● **Work to do**:
Can you transcribe every record below exactly as it appears?

[Begin Records shown]

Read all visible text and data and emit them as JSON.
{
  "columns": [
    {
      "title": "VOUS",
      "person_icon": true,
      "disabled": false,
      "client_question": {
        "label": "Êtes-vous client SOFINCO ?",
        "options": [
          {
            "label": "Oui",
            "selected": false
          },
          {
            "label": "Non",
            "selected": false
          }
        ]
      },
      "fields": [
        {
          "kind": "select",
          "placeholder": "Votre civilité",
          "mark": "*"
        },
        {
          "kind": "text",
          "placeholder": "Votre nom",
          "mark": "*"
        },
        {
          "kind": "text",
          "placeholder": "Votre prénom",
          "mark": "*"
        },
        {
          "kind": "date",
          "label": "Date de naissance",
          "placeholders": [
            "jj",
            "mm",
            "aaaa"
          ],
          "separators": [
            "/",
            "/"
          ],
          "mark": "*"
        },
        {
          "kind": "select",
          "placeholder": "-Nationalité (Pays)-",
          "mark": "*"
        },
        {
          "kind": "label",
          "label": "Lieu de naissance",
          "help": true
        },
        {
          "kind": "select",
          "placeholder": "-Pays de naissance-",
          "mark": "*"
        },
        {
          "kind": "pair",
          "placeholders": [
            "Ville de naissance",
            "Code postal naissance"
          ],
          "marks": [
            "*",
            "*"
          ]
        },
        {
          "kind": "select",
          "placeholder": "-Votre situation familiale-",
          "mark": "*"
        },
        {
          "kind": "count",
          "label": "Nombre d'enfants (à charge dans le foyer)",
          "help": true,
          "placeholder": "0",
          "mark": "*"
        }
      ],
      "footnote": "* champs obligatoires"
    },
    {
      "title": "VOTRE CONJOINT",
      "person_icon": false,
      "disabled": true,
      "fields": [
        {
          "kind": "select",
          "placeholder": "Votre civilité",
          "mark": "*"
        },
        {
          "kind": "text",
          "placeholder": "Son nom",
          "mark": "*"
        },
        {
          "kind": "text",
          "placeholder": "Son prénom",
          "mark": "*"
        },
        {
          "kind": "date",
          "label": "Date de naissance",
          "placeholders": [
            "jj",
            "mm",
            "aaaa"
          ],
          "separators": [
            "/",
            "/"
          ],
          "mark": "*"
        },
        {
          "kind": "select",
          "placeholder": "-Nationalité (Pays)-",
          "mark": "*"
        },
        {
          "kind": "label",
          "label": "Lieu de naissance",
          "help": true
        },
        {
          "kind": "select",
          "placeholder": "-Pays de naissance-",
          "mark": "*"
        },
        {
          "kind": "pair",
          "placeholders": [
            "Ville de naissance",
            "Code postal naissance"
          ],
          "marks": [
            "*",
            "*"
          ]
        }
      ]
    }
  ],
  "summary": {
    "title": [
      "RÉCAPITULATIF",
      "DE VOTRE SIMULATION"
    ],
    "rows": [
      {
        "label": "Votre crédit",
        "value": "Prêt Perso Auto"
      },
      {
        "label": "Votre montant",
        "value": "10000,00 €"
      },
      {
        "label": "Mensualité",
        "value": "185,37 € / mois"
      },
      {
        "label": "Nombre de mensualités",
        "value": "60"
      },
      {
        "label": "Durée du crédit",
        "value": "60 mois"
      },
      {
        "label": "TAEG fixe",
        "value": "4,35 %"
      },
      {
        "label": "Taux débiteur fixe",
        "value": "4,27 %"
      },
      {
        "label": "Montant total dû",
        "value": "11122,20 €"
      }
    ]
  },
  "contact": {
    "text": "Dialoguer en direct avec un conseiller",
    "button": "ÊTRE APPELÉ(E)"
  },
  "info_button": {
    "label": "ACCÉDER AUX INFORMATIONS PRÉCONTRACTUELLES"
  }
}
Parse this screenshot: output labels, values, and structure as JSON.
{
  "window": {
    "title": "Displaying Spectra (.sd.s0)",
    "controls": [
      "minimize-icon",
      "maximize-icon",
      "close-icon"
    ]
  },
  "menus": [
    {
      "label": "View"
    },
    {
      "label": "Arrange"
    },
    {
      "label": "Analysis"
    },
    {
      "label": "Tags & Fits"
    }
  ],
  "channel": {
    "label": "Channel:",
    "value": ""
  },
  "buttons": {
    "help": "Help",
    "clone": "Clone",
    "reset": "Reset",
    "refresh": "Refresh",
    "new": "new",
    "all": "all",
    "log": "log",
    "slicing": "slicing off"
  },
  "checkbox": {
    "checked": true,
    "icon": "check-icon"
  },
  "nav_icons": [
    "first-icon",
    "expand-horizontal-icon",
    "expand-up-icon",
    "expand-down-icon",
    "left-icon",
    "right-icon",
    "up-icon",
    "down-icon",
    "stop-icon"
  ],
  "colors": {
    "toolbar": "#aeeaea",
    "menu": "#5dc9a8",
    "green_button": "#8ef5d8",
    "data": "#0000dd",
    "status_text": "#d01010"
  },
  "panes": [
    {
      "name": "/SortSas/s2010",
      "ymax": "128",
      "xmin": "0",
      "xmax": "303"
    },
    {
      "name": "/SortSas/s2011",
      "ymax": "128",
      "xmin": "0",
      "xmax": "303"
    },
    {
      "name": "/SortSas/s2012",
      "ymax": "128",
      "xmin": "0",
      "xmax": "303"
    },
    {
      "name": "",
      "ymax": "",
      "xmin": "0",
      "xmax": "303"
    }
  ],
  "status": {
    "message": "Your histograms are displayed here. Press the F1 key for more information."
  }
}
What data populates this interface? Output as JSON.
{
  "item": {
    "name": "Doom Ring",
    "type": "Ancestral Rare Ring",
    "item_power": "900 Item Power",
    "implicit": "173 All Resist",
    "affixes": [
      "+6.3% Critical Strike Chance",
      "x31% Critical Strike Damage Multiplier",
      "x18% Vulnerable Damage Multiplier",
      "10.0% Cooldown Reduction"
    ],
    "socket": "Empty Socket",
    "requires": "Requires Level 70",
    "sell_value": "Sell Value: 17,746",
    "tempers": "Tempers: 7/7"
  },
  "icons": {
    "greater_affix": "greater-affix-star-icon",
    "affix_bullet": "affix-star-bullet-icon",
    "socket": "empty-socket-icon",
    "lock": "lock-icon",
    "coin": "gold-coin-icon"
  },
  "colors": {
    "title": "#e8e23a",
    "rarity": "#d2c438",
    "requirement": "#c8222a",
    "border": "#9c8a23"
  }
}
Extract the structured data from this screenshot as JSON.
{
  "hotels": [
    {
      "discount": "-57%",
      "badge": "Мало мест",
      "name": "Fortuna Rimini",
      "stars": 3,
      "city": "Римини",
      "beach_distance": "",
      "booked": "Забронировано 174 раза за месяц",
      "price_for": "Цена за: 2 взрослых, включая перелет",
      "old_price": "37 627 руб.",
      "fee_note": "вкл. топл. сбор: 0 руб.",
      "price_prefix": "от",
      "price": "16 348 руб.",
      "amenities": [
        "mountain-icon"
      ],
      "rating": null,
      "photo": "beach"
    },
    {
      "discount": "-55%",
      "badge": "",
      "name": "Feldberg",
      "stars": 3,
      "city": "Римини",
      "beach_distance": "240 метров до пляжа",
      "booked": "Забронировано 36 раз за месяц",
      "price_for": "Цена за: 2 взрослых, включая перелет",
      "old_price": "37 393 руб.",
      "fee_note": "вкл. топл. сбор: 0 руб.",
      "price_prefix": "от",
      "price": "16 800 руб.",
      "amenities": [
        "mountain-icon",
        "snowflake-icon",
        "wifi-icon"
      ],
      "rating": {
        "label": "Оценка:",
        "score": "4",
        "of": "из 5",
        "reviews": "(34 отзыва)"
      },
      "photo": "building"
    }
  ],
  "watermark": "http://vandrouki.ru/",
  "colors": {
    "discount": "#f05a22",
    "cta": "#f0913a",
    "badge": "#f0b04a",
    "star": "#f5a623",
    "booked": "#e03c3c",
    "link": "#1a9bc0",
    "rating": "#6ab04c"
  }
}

[End Records shown]

● **Task solution**:
Read all visible text and data and emit them as JSON.
{
  "columns": [
    {
      "title": "VOUS",
      "person_icon": true,
      "disabled": false,
      "client_question": {
        "label": "Êtes-vous client SOFINCO ?",
        "options": [
          {
            "label": "Oui",
            "selected": false
          },
          {
            "label": "Non",
            "selected": false
          }
        ]
      },
      "fields": [
        {
          "kind": "select",
          "placeholder": "Votre civilité",
          "mark": "*"
        },
        {
          "kind": "text",
          "placeholder": "Votre nom",
          "mark": "*"
        },
        {
          "kind": "text",
          "placeholder": "Votre prénom",
          "mark": "*"
        },
        {
          "kind": "date",
          "label": "Date de naissance",
          "placeholders": [
            "jj",
            "mm",
            "aaaa"
          ],
          "separators": [
            "/",
            "/"
          ],
          "mark": "*"
        },
        {
          "kind": "select",
          "placeholder": "-Nationalité (Pays)-",
          "mark": "*"
        },
        {
          "kind": "label",
          "label": "Lieu de naissance",
          "help": true
        },
        {
          "kind": "select",
          "placeholder": "-Pays de naissance-",
          "mark": "*"
        },
        {
          "kind": "pair",
          "placeholders": [
            "Ville de naissance",
            "Code postal naissance"
          ],
          "marks": [
            "*",
            "*"
          ]
        },
        {
          "kind": "select",
          "placeholder": "-Votre situation familiale-",
          "mark": "*"
        },
        {
          "kind": "count",
          "label": "Nombre d'enfants (à charge dans le foyer)",
          "help": true,
          "placeholder": "0",
          "mark": "*"
        }
      ],
      "footnote": "* champs obligatoires"
    },
    {
      "title": "VOTRE CONJOINT",
      "person_icon": false,
      "disabled": true,
      "fields": [
        {
          "kind": "select",
          "placeholder": "Votre civilité",
          "mark": "*"
        },
        {
          "kind": "text",
          "placeholder": "Son nom",
          "mark": "*"
        },
        {
          "kind": "text",
          "placeholder": "Son prénom",
          "mark": "*"
        },
        {
          "kind": "date",
          "label": "Date de naissance",
          "placeholders": [
            "jj",
            "mm",
            "aaaa"
          ],
          "separators": [
            "/",
            "/"
          ],
          "mark": "*"
        },
        {
          "kind": "select",
          "placeholder": "-Nationalité (Pays)-",
          "mark": "*"
        },
        {
          "kind": "label",
          "label": "Lieu de naissance",
          "help": true
        },
        {
          "kind": "select",
          "placeholder": "-Pays de naissance-",
          "mark": "*"
        },
        {
          "kind": "pair",
          "placeholders": [
            "Ville de naissance",
            "Code postal naissance"
          ],
          "marks": [
            "*",
            "*"
          ]
        }
      ]
    }
  ],
  "summary": {
    "title": [
      "RÉCAPITULATIF",
      "DE VOTRE SIMULATION"
    ],
    "rows": [
      {
        "label": "Votre crédit",
        "value": "Prêt Perso Auto"
      },
      {
        "label": "Votre montant",
        "value": "10000,00 €"
      },
      {
        "label": "Mensualité",
        "value": "185,37 € / mois"
      },
      {
        "label": "Nombre de mensualités",
        "value": "60"
      },
      {
        "label": "Durée du crédit",
        "value": "60 mois"
      },
      {
        "label": "TAEG fixe",
        "value": "4,35 %"
      },
      {
        "label": "Taux débiteur fixe",
        "value": "4,27 %"
      },
      {
        "label": "Montant total dû",
        "value": "11122,20 €"
      }
    ]
  },
  "contact": {
    "text": "Dialoguer en direct avec un conseiller",
    "button": "ÊTRE APPELÉ(E)"
  },
  "info_button": {
    "label": "ACCÉDER AUX INFORMATIONS PRÉCONTRACTUELLES"
  }
}
Parse this screenshot: output labels, values, and structure as JSON.
{
  "window": {
    "title": "Displaying Spectra (.sd.s0)",
    "controls": [
      "minimize-icon",
      "maximize-icon",
      "close-icon"
    ]
  },
  "menus": [
    {
      "label": "View"
    },
    {
      "label": "Arrange"
    },
    {
      "label": "Analysis"
    },
    {
      "label": "Tags & Fits"
    }
  ],
  "channel": {
    "label": "Channel:",
    "value": ""
  },
  "buttons": {
    "help": "Help",
    "clone": "Clone",
    "reset": "Reset",
    "refresh": "Refresh",
    "new": "new",
    "all": "all",
    "log": "log",
    "slicing": "slicing off"
  },
  "checkbox": {
    "checked": true,
    "icon": "check-icon"
  },
  "nav_icons": [
    "first-icon",
    "expand-horizontal-icon",
    "expand-up-icon",
    "expand-down-icon",
    "left-icon",
    "right-icon",
    "up-icon",
    "down-icon",
    "stop-icon"
  ],
  "colors": {
    "toolbar": "#aeeaea",
    "menu": "#5dc9a8",
    "green_button": "#8ef5d8",
    "data": "#0000dd",
    "status_text": "#d01010"
  },
  "panes": [
    {
      "name": "/SortSas/s2010",
      "ymax": "128",
      "xmin": "0",
      "xmax": "303"
    },
    {
      "name": "/SortSas/s2011",
      "ymax": "128",
      "xmin": "0",
      "xmax": "303"
    },
    {
      "name": "/SortSas/s2012",
      "ymax": "128",
      "xmin": "0",
      "xmax": "303"
    },
    {
      "name": "",
      "ymax": "",
      "xmin": "0",
      "xmax": "303"
    }
  ],
  "status": {
    "message": "Your histograms are displayed here. Press the F1 key for more information."
  }
}
What data populates this interface? Output as JSON.
{
  "item": {
    "name": "Doom Ring",
    "type": "Ancestral Rare Ring",
    "item_power": "900 Item Power",
    "implicit": "173 All Resist",
    "affixes": [
      "+6.3% Critical Strike Chance",
      "x31% Critical Strike Damage Multiplier",
      "x18% Vulnerable Damage Multiplier",
      "10.0% Cooldown Reduction"
    ],
    "socket": "Empty Socket",
    "requires": "Requires Level 70",
    "sell_value": "Sell Value: 17,746",
    "tempers": "Tempers: 7/7"
  },
  "icons": {
    "greater_affix": "greater-affix-star-icon",
    "affix_bullet": "affix-star-bullet-icon",
    "socket": "empty-socket-icon",
    "lock": "lock-icon",
    "coin": "gold-coin-icon"
  },
  "colors": {
    "title": "#e8e23a",
    "rarity": "#d2c438",
    "requirement": "#c8222a",
    "border": "#9c8a23"
  }
}
Extract the structured data from this screenshot as JSON.
{
  "hotels": [
    {
      "discount": "-57%",
      "badge": "Мало мест",
      "name": "Fortuna Rimini",
      "stars": 3,
      "city": "Римини",
      "beach_distance": "",
      "booked": "Забронировано 174 раза за месяц",
      "price_for": "Цена за: 2 взрослых, включая перелет",
      "old_price": "37 627 руб.",
      "fee_note": "вкл. топл. сбор: 0 руб.",
      "price_prefix": "от",
      "price": "16 348 руб.",
      "amenities": [
        "mountain-icon"
      ],
      "rating": null,
      "photo": "beach"
    },
    {
      "discount": "-55%",
      "badge": "",
      "name": "Feldberg",
      "stars": 3,
      "city": "Римини",
      "beach_distance": "240 метров до пляжа",
      "booked": "Забронировано 36 раз за месяц",
      "price_for": "Цена за: 2 взрослых, включая перелет",
      "old_price": "37 393 руб.",
      "fee_note": "вкл. топл. сбор: 0 руб.",
      "price_prefix": "от",
      "price": "16 800 руб.",
      "amenities": [
        "mountain-icon",
        "snowflake-icon",
        "wifi-icon"
      ],
      "rating": {
        "label": "Оценка:",
        "score": "4",
        "of": "из 5",
        "reviews": "(34 отзыва)"
      },
      "photo": "building"
    }
  ],
  "watermark": "http://vandrouki.ru/",
  "colors": {
    "discount": "#f05a22",
    "cta": "#f0913a",
    "badge": "#f0b04a",
    "star": "#f5a623",
    "booked": "#e03c3c",
    "link": "#1a9bc0",
    "rating": "#6ab04c"
  }
}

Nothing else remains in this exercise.